#### GOAL OF THE EXERCISE
In the entries below, repeat only the lines between those holding "Transcribe this image's" and "What data populates", inclusive. Leave pictures out.

#### INFORMATION SUPPLIED
____
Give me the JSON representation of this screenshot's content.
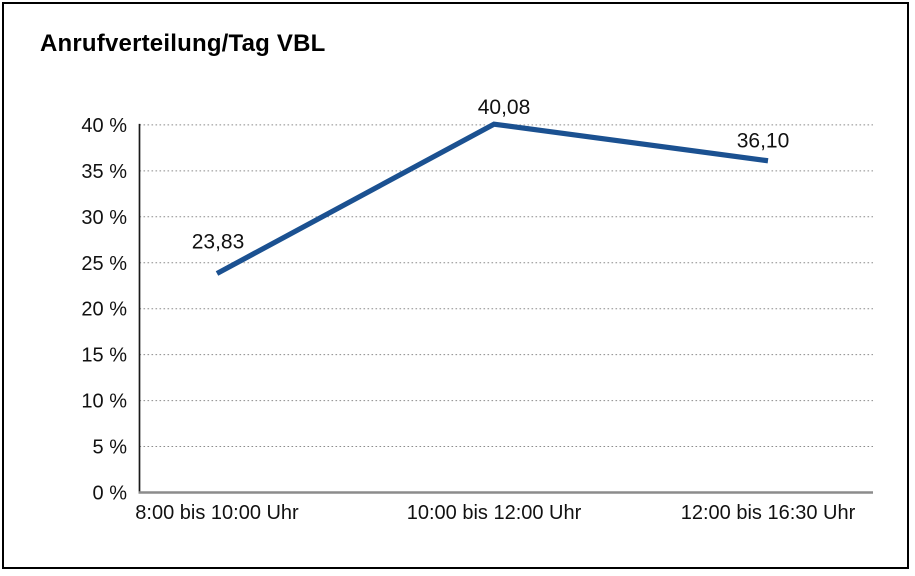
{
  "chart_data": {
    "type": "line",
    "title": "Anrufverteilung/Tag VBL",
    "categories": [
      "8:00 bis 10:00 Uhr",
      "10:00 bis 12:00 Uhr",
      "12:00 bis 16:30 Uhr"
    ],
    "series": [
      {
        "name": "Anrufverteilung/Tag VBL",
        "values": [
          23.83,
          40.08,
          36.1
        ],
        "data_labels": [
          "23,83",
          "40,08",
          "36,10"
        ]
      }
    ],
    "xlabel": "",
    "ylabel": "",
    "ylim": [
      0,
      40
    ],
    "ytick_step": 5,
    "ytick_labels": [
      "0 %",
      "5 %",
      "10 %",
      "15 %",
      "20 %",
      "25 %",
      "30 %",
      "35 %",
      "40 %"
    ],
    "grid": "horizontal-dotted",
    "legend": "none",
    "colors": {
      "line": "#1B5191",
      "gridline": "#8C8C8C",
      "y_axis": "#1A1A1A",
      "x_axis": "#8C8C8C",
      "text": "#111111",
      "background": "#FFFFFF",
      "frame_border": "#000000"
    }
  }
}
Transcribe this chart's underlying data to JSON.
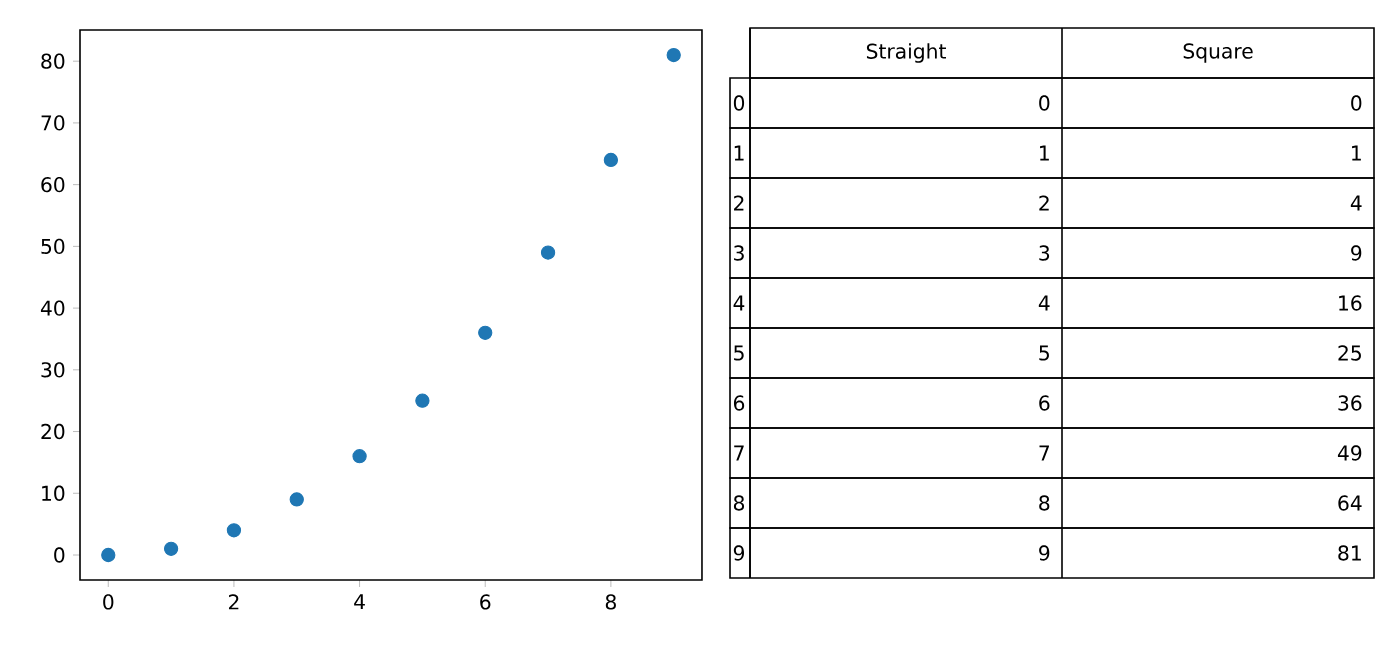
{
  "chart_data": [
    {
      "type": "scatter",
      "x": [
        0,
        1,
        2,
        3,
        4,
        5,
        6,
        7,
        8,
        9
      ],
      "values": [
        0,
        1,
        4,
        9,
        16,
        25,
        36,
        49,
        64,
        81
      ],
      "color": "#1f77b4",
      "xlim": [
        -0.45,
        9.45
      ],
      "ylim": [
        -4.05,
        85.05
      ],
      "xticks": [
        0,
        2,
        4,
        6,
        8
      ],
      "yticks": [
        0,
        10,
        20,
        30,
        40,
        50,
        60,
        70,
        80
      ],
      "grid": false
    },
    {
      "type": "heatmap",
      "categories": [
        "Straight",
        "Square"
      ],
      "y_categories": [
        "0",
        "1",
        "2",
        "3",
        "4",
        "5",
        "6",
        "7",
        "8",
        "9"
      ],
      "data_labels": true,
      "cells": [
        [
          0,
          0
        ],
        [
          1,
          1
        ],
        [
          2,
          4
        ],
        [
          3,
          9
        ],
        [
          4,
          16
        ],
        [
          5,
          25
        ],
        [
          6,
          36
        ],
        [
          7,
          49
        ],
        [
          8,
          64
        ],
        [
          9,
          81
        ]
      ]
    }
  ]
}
____
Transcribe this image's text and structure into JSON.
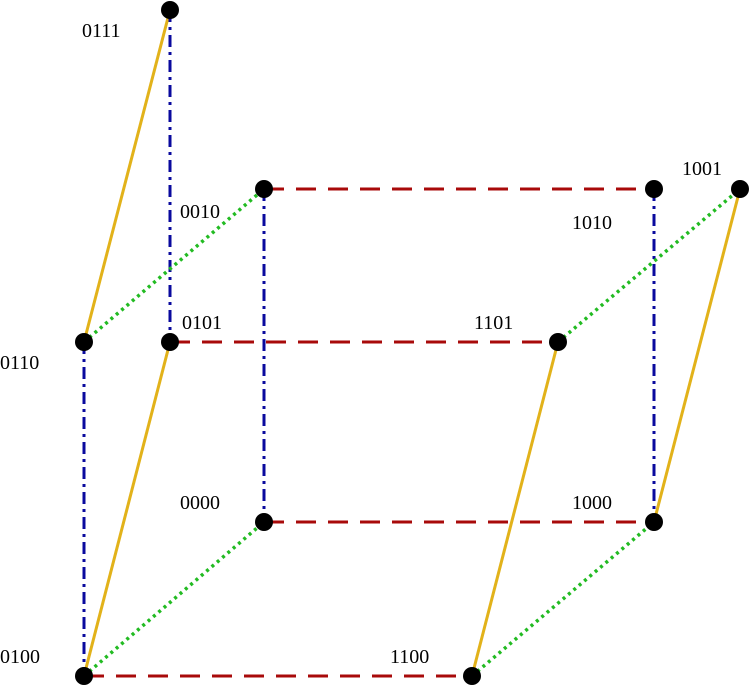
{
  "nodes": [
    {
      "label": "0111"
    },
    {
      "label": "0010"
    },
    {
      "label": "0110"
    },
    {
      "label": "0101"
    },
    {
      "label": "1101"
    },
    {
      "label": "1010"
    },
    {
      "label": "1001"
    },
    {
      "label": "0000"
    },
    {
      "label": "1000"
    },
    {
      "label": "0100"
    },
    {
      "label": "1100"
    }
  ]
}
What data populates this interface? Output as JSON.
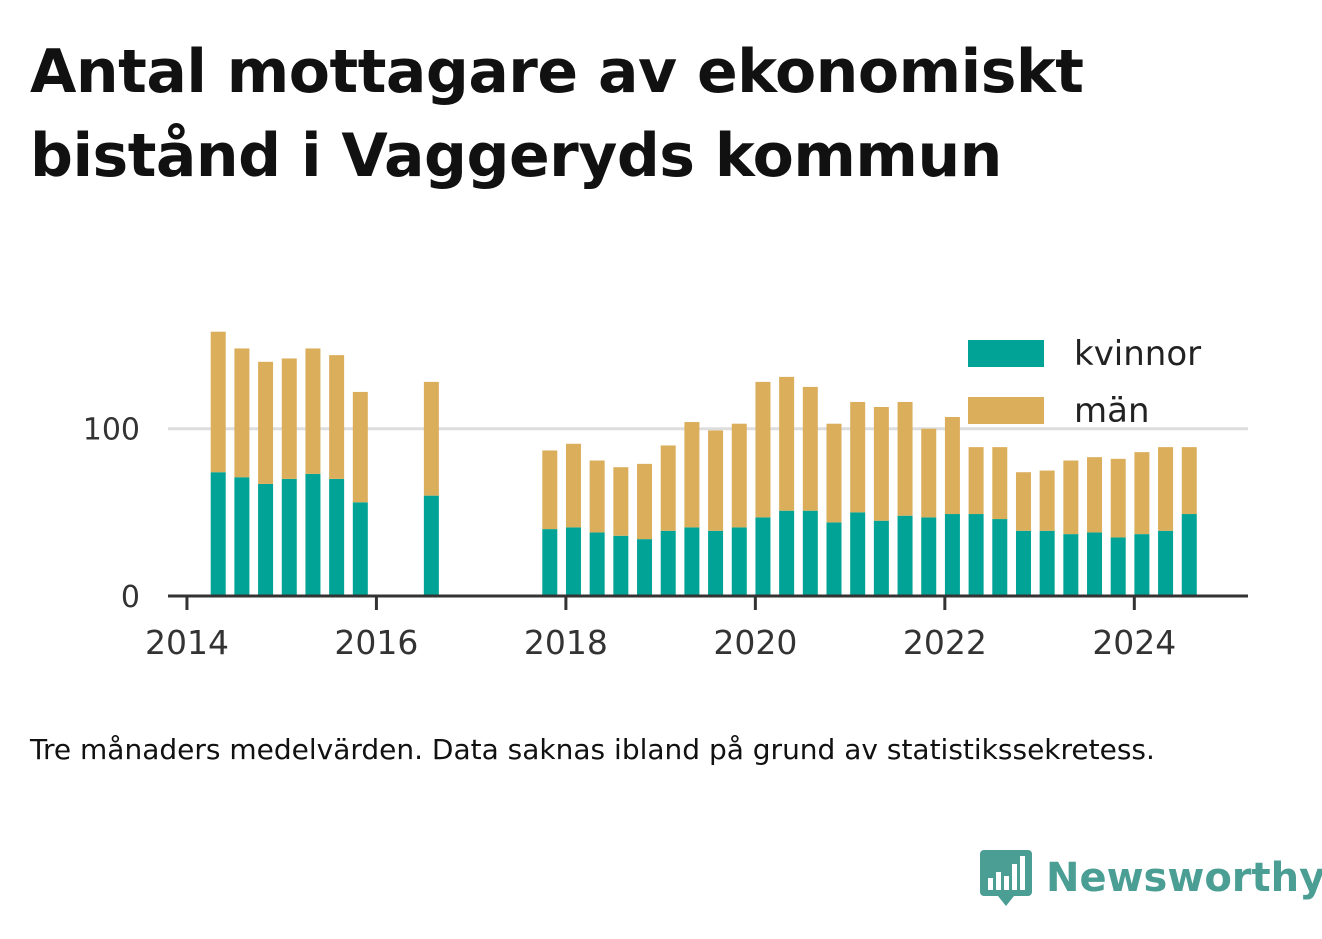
____
#### COMPLETED TASK
Transcribe this image's text and structure into JSON.
{
  "nodes": [
    {
      "label": "0111"
    },
    {
      "label": "0010"
    },
    {
      "label": "0110"
    },
    {
      "label": "0101"
    },
    {
      "label": "1101"
    },
    {
      "label": "1010"
    },
    {
      "label": "1001"
    },
    {
      "label": "0000"
    },
    {
      "label": "1000"
    },
    {
      "label": "0100"
    },
    {
      "label": "1100"
    }
  ]
}
What data populates this interface? Output as JSON.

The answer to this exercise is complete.